Task to complete - Could you write out the records below exactly as they appear, leaving out any pictures?

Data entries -
☆ ☆ ☆ ☆ ☆

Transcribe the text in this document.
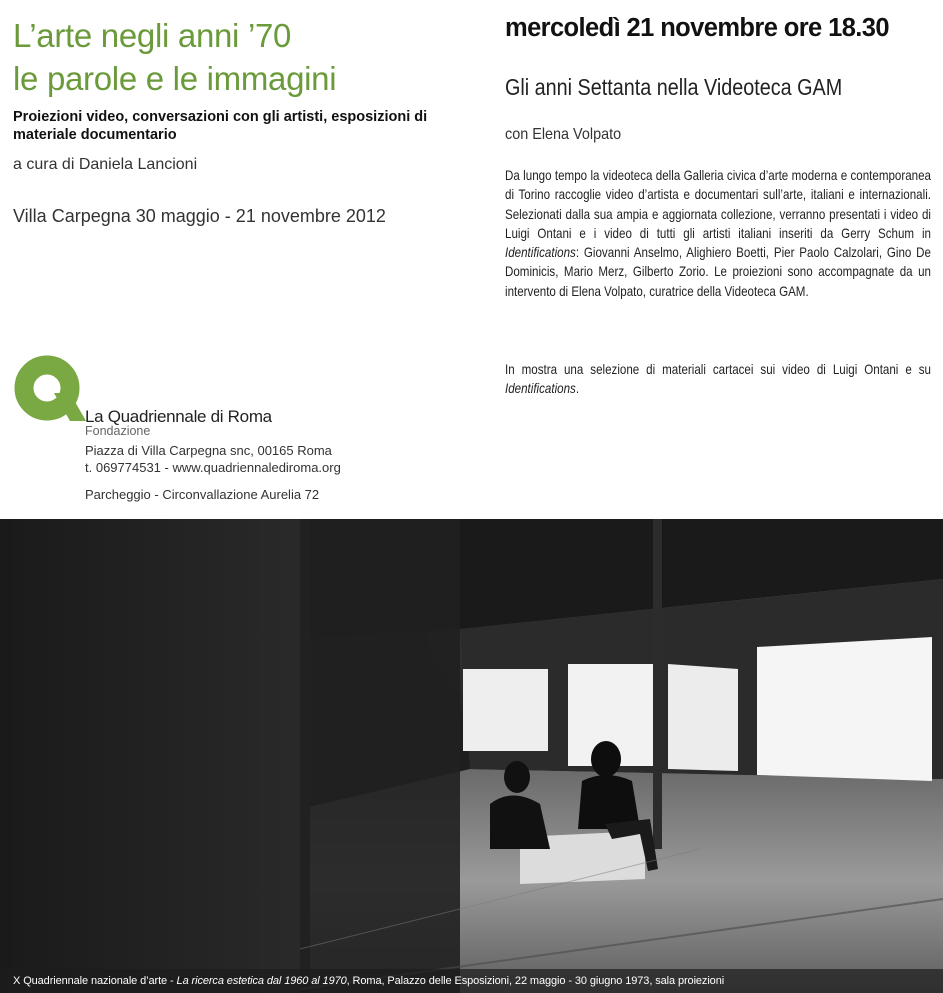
L’arte negli anni ’70
le parole e le immagini

Proiezioni video, conversazioni con gli artisti, esposizioni di materiale documentario

a cura di Daniela Lancioni
Villa Carpegna 30 maggio - 21 novembre 2012
La Quadriennale di Roma
Fondazione
Piazza di Villa Carpegna snc, 00165 Roma
t. 069774531 - www.quadriennalediroma.org
Parcheggio - Circonvallazione Aurelia 72
mercoledì 21 novembre ore 18.30
Gli anni Settanta nella Videoteca GAM
con Elena Volpato

Da lungo tempo la videoteca della Galleria civica d’arte moderna e contemporanea di Torino raccoglie video d’artista e documentari sull’arte, italiani e internazionali. Selezionati dalla sua ampia e aggiornata collezione, verranno presentati i video di Luigi Ontani e i video di tutti gli artisti italiani inseriti da Gerry Schum in Identifications: Giovanni Anselmo, Alighiero Boetti, Pier Paolo Calzolari, Gino De Dominicis, Mario Merz, Gilberto Zorio. Le proiezioni sono accompagnate da un intervento di Elena Volpato, curatrice della Videoteca GAM.

In mostra una selezione di materiali cartacei sui video di Luigi Ontani e su Identifications.

X Quadriennale nazionale d’arte - La ricerca estetica dal 1960 al 1970, Roma, Palazzo delle Esposizioni, 22 maggio - 30 giugno 1973, sala proiezioni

☆ ☆ ☆ ☆ ☆

Final answer -
Transcribe the text in this document.
L’arte negli anni ’70
le parole e le immagini

Proiezioni video, conversazioni con gli artisti, esposizioni di materiale documentario

a cura di Daniela Lancioni
Villa Carpegna 30 maggio - 21 novembre 2012
La Quadriennale di Roma
Fondazione
Piazza di Villa Carpegna snc, 00165 Roma
t. 069774531 - www.quadriennalediroma.org
Parcheggio - Circonvallazione Aurelia 72
mercoledì 21 novembre ore 18.30
Gli anni Settanta nella Videoteca GAM
con Elena Volpato

Da lungo tempo la videoteca della Galleria civica d’arte moderna e contemporanea di Torino raccoglie video d’artista e documentari sull’arte, italiani e internazionali. Selezionati dalla sua ampia e aggiornata collezione, verranno presentati i video di Luigi Ontani e i video di tutti gli artisti italiani inseriti da Gerry Schum in Identifications: Giovanni Anselmo, Alighiero Boetti, Pier Paolo Calzolari, Gino De Dominicis, Mario Merz, Gilberto Zorio. Le proiezioni sono accompagnate da un intervento di Elena Volpato, curatrice della Videoteca GAM.

In mostra una selezione di materiali cartacei sui video di Luigi Ontani e su Identifications.

X Quadriennale nazionale d’arte - La ricerca estetica dal 1960 al 1970, Roma, Palazzo delle Esposizioni, 22 maggio - 30 giugno 1973, sala proiezioni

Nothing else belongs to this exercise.